(Data records)
§ §
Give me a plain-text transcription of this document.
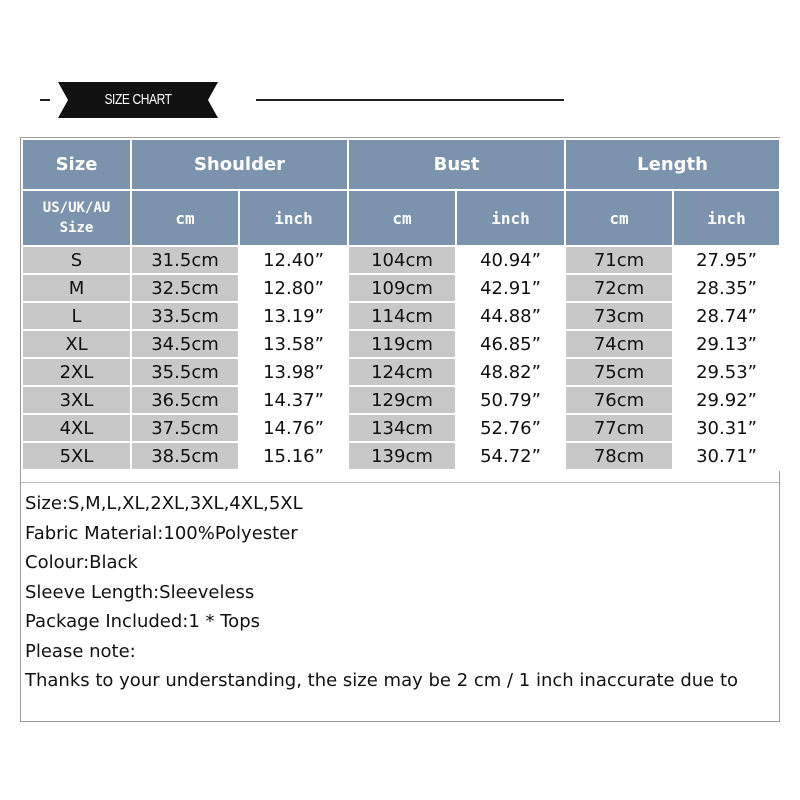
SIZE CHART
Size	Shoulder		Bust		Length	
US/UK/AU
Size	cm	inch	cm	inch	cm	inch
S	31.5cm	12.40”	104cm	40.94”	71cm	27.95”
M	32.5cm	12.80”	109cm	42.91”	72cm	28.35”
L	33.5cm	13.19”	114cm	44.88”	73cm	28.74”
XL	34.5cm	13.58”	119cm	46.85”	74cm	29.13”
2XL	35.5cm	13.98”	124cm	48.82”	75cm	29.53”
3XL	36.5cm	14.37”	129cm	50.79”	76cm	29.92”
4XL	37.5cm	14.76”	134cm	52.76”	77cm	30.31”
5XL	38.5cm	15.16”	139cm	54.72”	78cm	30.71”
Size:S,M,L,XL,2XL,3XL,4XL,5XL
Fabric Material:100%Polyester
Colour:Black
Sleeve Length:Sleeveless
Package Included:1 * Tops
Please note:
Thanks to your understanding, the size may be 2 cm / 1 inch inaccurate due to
§ §
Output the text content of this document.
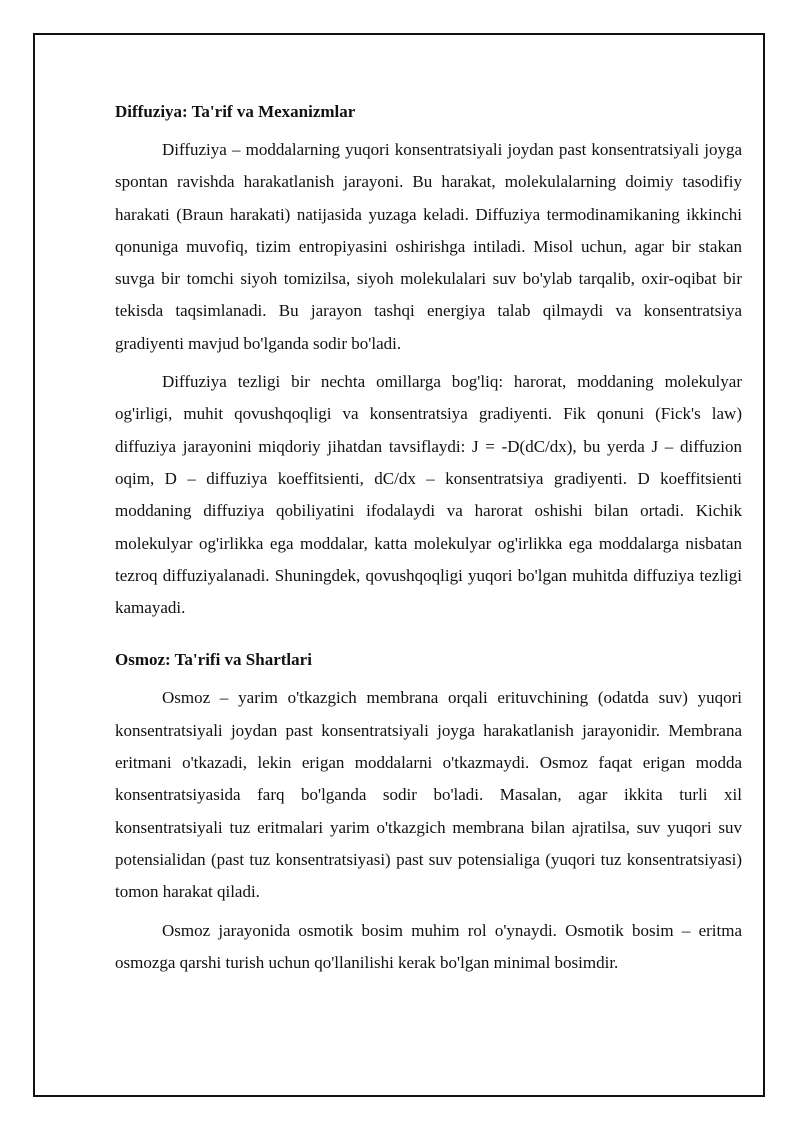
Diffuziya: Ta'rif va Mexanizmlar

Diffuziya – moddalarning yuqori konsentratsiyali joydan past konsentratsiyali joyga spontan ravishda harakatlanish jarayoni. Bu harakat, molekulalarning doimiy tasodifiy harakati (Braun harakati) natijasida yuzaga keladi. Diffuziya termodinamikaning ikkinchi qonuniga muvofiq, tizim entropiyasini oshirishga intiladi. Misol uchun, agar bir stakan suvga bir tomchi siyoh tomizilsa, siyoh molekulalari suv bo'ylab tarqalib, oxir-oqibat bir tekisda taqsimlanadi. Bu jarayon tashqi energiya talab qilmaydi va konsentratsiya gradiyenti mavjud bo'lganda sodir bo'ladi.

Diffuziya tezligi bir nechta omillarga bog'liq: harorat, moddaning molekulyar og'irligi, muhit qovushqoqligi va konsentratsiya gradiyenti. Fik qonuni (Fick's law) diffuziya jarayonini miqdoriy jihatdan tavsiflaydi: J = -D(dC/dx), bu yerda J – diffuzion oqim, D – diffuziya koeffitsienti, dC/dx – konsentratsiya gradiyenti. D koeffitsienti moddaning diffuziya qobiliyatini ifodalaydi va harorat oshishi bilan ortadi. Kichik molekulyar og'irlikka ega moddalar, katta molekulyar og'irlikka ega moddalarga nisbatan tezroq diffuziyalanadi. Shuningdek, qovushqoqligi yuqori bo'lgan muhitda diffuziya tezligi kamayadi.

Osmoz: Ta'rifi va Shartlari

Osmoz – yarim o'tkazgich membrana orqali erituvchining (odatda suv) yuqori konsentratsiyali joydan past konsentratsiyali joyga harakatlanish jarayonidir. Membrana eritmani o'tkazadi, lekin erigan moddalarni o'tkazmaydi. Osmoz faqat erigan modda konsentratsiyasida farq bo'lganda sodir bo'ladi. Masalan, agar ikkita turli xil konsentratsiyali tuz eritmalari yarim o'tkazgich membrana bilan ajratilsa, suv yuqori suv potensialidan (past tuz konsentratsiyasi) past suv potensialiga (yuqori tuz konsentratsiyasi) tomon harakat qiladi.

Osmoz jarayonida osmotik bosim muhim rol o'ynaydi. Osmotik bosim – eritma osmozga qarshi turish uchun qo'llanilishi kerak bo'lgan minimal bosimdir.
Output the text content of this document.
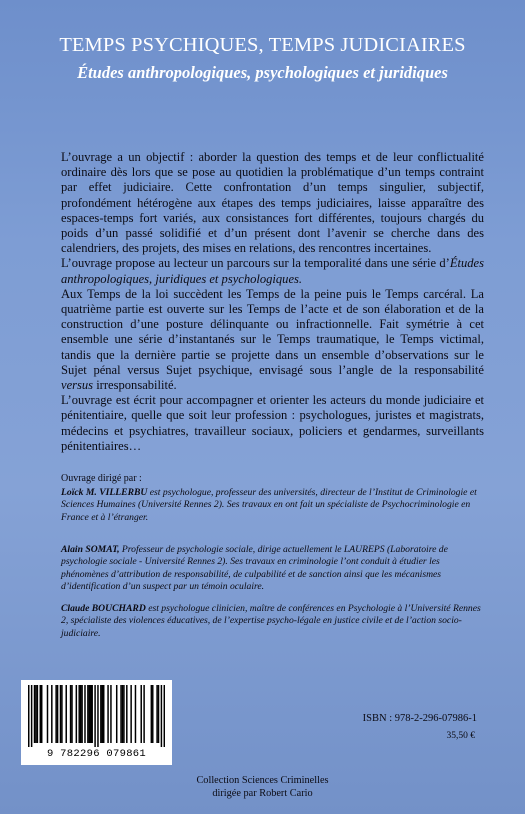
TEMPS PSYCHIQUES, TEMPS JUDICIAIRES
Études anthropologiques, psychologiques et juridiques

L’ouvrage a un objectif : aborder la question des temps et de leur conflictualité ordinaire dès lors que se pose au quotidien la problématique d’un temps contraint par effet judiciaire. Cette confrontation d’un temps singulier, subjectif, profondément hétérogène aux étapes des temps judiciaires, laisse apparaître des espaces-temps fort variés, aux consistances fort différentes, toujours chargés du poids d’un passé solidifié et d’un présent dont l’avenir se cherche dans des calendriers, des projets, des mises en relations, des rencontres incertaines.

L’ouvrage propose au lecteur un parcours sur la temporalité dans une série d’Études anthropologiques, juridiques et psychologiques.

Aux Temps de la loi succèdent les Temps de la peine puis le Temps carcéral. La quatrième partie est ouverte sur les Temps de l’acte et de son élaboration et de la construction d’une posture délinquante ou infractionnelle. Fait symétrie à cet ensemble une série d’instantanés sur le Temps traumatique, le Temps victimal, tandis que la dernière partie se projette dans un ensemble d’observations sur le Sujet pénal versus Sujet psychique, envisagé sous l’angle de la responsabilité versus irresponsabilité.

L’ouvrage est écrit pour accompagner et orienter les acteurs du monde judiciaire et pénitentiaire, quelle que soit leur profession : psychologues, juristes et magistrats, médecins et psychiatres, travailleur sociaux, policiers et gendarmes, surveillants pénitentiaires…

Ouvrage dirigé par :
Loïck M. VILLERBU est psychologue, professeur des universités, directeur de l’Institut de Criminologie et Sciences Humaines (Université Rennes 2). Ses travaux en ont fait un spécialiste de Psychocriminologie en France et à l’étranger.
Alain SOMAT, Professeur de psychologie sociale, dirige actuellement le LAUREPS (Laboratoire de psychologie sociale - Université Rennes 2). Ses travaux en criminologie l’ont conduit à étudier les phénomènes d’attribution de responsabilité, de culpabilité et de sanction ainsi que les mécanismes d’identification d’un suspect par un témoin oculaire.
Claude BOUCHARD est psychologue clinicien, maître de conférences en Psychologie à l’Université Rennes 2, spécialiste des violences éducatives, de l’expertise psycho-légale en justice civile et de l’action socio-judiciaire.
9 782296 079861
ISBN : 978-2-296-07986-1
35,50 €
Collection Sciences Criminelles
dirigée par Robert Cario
§ §
Job
Copy each line above that contains the string "psychologiques".

Written response
Études anthropologiques, psychologiques et juridiques
L’ouvrage propose au lecteur un parcours sur la temporalité dans une série d’Études anthropologiques, juridiques et psychologiques.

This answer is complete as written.